# [Written request]
Copy out again the portion that begins with the line containing "Localize 100 of" and ends with the line containing "tree-item[interactable]: Fugennaht ID 134", both of those lines included. Omit the pictures from your answer.

# [Provided data]
>>

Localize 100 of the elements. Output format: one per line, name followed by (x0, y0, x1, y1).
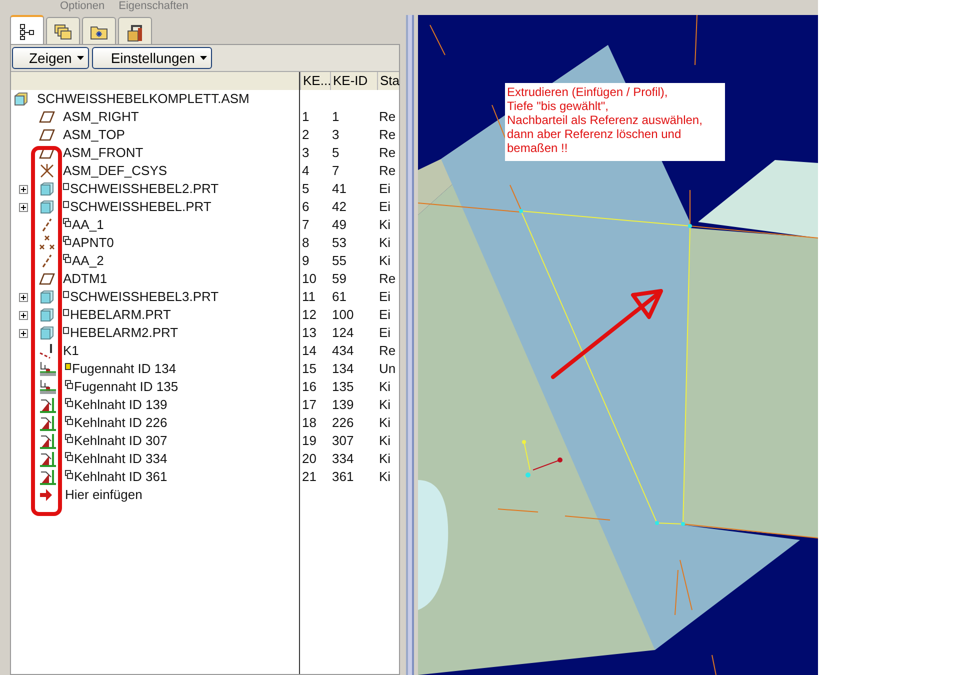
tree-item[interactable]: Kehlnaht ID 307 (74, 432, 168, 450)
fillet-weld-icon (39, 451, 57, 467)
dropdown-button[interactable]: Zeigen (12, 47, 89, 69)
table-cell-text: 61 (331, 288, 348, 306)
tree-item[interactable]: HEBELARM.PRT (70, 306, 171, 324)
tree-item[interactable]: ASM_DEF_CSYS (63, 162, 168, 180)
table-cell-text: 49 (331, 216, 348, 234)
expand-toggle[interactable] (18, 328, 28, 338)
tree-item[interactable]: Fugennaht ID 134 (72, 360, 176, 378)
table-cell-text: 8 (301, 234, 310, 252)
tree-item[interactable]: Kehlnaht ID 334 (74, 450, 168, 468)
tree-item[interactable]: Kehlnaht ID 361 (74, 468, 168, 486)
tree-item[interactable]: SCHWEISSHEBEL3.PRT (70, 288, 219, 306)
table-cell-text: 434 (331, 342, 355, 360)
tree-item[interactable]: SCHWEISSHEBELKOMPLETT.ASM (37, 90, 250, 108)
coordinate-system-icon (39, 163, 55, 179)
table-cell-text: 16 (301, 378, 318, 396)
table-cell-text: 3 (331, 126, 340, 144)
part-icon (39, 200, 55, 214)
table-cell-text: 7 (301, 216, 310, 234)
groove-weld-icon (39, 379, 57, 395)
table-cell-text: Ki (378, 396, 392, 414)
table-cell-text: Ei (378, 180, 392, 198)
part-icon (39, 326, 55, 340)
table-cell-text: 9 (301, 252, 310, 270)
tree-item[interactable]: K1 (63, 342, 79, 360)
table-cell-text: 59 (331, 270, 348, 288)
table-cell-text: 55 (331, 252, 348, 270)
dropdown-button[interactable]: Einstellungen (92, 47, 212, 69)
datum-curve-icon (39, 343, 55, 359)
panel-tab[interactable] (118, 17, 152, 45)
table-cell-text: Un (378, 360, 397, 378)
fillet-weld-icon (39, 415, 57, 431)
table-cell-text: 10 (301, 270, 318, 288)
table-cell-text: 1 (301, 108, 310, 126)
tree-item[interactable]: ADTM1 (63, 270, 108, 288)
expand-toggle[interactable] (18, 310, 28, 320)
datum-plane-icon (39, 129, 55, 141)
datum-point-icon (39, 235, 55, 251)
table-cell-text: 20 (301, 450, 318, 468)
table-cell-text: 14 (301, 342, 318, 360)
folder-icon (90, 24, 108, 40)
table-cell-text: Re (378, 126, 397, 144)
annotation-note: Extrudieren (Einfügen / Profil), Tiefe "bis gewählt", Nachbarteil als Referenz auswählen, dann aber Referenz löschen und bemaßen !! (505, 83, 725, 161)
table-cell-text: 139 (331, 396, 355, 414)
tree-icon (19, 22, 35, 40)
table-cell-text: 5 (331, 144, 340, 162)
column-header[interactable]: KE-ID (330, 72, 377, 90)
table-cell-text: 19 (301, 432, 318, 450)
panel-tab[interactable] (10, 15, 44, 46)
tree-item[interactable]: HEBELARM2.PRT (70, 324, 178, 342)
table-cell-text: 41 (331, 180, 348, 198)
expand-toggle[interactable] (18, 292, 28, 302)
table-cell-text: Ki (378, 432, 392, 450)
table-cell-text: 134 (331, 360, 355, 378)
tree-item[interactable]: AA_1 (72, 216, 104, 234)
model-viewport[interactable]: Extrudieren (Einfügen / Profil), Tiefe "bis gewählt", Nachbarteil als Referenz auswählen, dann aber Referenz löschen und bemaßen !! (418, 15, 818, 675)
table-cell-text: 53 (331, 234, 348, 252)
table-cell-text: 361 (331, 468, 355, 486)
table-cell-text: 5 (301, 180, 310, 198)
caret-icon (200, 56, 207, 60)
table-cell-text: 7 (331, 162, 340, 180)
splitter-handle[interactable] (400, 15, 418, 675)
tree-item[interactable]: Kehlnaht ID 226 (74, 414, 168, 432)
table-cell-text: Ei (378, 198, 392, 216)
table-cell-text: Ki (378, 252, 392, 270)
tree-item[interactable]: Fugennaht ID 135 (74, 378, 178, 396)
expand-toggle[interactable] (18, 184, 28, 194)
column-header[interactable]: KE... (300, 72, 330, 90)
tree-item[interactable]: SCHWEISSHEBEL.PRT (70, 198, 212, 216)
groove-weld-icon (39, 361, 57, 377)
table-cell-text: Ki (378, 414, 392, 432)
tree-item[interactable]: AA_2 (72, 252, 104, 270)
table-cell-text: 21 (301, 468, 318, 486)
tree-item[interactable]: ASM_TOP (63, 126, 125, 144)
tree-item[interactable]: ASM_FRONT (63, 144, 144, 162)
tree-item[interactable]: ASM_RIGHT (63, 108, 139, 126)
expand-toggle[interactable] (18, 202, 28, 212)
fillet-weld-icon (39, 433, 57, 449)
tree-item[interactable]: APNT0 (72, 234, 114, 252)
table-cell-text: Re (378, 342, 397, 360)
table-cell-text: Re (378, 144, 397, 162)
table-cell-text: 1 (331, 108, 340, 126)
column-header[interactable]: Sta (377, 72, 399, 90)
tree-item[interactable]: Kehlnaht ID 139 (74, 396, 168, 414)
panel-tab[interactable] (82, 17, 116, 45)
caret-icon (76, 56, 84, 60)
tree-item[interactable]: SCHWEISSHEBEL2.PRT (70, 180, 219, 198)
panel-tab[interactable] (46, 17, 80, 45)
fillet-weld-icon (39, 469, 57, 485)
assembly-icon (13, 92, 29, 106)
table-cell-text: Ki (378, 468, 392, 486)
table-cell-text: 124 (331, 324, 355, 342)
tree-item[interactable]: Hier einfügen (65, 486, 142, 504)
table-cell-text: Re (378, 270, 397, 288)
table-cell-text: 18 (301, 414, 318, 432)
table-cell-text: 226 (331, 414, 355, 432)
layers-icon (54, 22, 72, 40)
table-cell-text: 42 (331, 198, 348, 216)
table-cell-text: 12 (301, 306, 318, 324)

<<
>>

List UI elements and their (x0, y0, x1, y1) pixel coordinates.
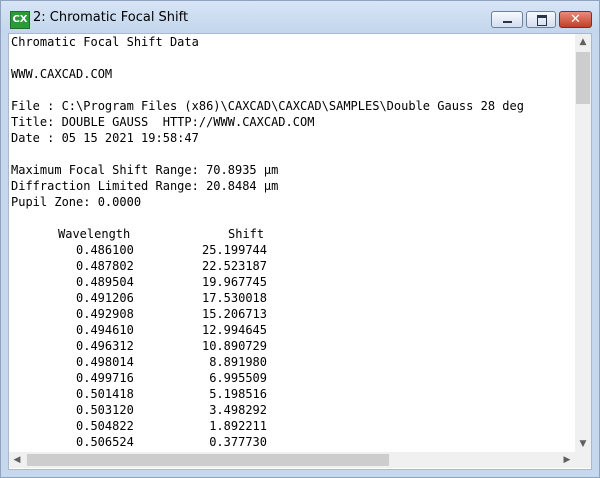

<<
>>

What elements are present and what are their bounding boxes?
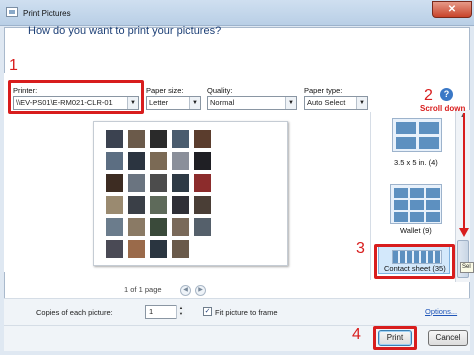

<<

# [Written answer]
Localize 100 of the elements. Output format: one per line, name followed by (x0, y0, x1, y1).
tree-item[interactable]: Kehlnaht ID 307 (74, 432, 168, 450)
fillet-weld-icon (39, 451, 57, 467)
dropdown-button[interactable]: Zeigen (12, 47, 89, 69)
table-cell-text: 61 (331, 288, 348, 306)
tree-item[interactable]: HEBELARM.PRT (70, 306, 171, 324)
tree-item[interactable]: ASM_DEF_CSYS (63, 162, 168, 180)
table-cell-text: 49 (331, 216, 348, 234)
expand-toggle[interactable] (18, 328, 28, 338)
tree-item[interactable]: Fugennaht ID 134 (72, 360, 176, 378)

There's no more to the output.